Work to complete:
Transcribe each line of the material as it is, and drop any picture.

═══ Entries supplied

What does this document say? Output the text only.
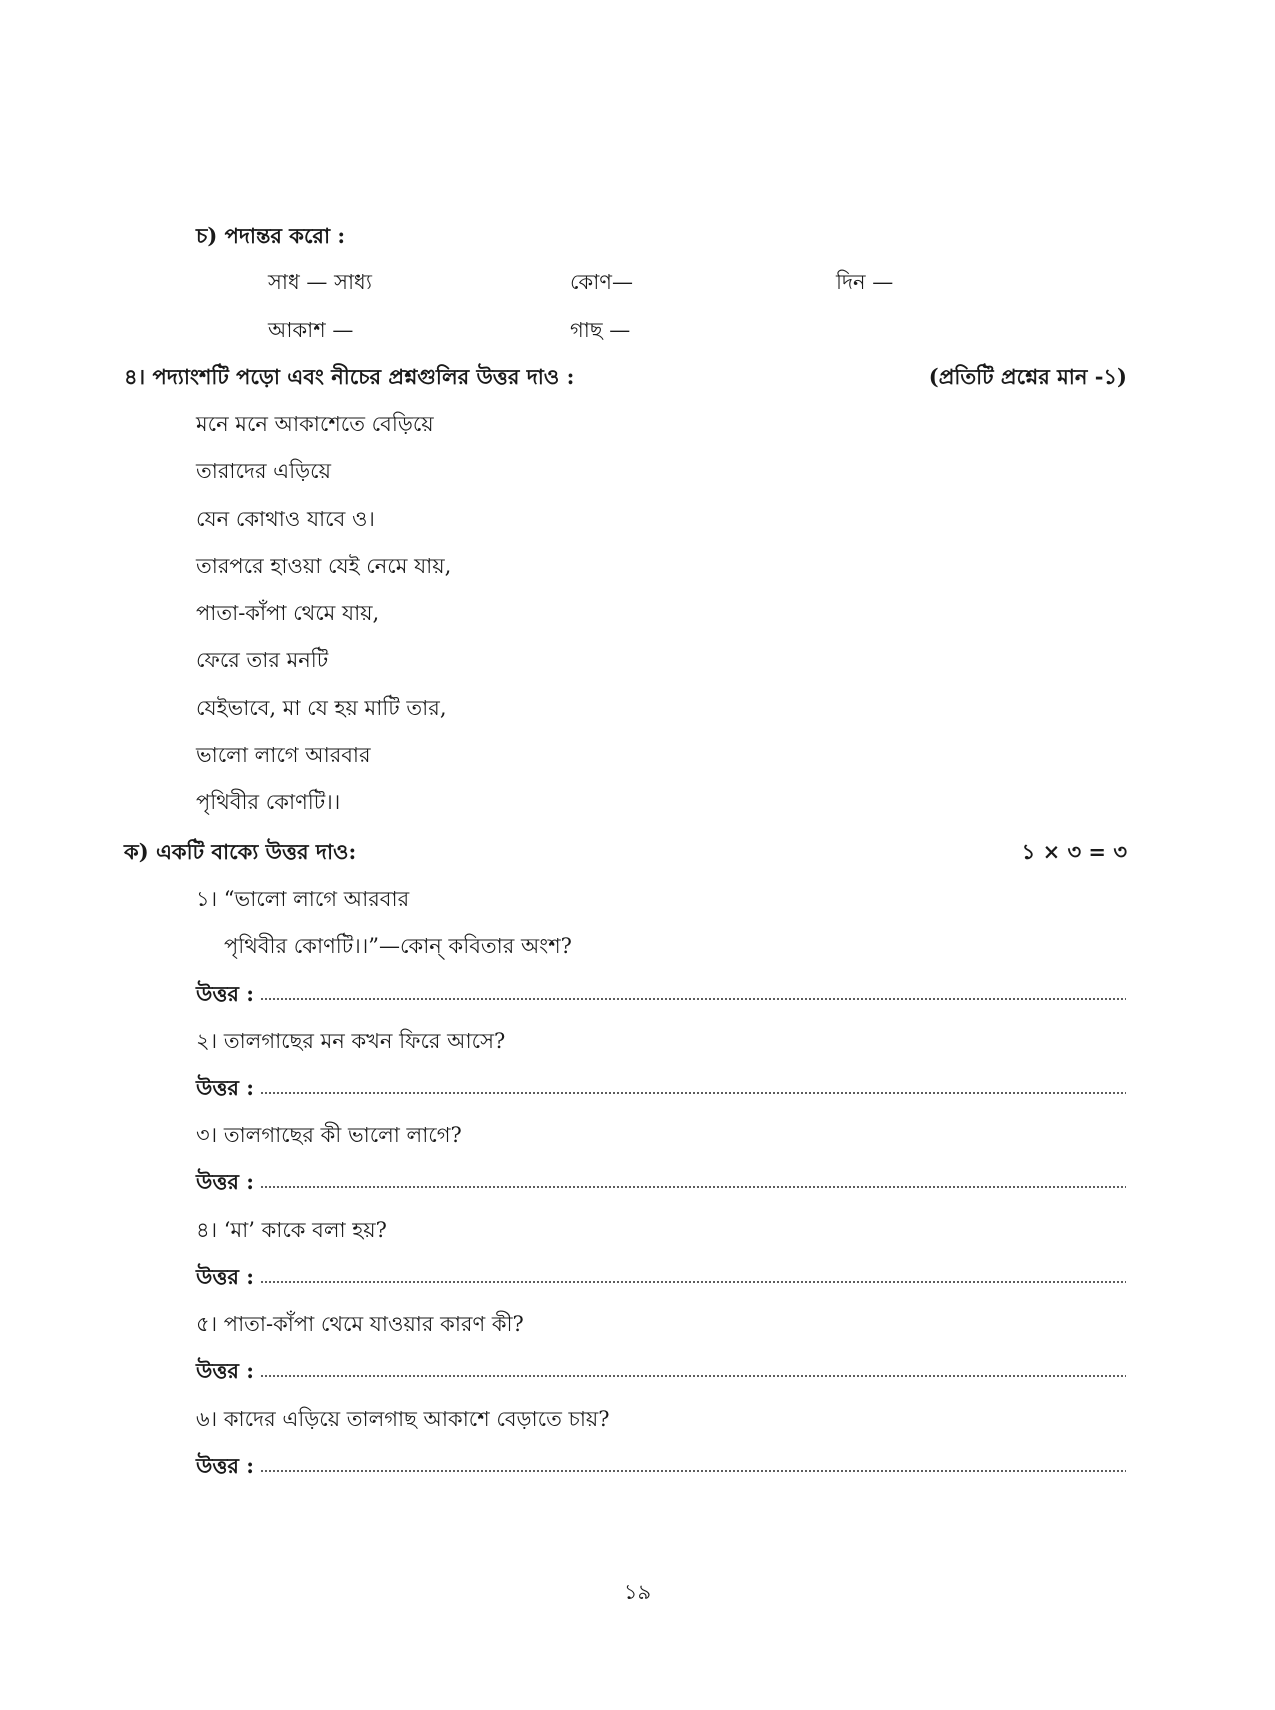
চ) পদান্তর করো :
সাধ — সাধ্য	কোণ—	দিন —
আকাশ —	গাছ —
৪। পদ্যাংশটি পড়ো এবং নীচের প্রশ্নগুলির উত্তর দাও :	(প্রতিটি প্রশ্নের মান -১)
মনে মনে আকাশেতে বেড়িয়ে
তারাদের এড়িয়ে
যেন কোথাও যাবে ও।
তারপরে হাওয়া যেই নেমে যায়,
পাতা-কাঁপা থেমে যায়,
ফেরে তার মনটি
যেইভাবে, মা যে হয় মাটি তার,
ভালো লাগে আরবার
পৃথিবীর কোণটি।।
ক) একটি বাক্যে উত্তর দাও:	১ × ৩ = ৩
১। “ভালো লাগে আরবার
পৃথিবীর কোণটি।।”—কোন্ কবিতার অংশ?
উত্তর :
২। তালগাছের মন কখন ফিরে আসে?
উত্তর :
৩। তালগাছের কী ভালো লাগে?
উত্তর :
৪। ‘মা’ কাকে বলা হয়?
উত্তর :
৫। পাতা-কাঁপা থেমে যাওয়ার কারণ কী?
উত্তর :
৬। কাদের এড়িয়ে তালগাছ আকাশে বেড়াতে চায়?
উত্তর :
১৯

══════

Exercise response:
What does this document say? Output the text only.
চ) পদান্তর করো :
সাধ — সাধ্য	কোণ—	দিন —
আকাশ —	গাছ —
৪। পদ্যাংশটি পড়ো এবং নীচের প্রশ্নগুলির উত্তর দাও :	(প্রতিটি প্রশ্নের মান -১)
মনে মনে আকাশেতে বেড়িয়ে
তারাদের এড়িয়ে
যেন কোথাও যাবে ও।
তারপরে হাওয়া যেই নেমে যায়,
পাতা-কাঁপা থেমে যায়,
ফেরে তার মনটি
যেইভাবে, মা যে হয় মাটি তার,
ভালো লাগে আরবার
পৃথিবীর কোণটি।।
ক) একটি বাক্যে উত্তর দাও:	১ × ৩ = ৩
১। “ভালো লাগে আরবার
পৃথিবীর কোণটি।।”—কোন্ কবিতার অংশ?
উত্তর :
২। তালগাছের মন কখন ফিরে আসে?
উত্তর :
৩। তালগাছের কী ভালো লাগে?
উত্তর :
৪। ‘মা’ কাকে বলা হয়?
উত্তর :
৫। পাতা-কাঁপা থেমে যাওয়ার কারণ কী?
উত্তর :
৬। কাদের এড়িয়ে তালগাছ আকাশে বেড়াতে চায়?
উত্তর :
১৯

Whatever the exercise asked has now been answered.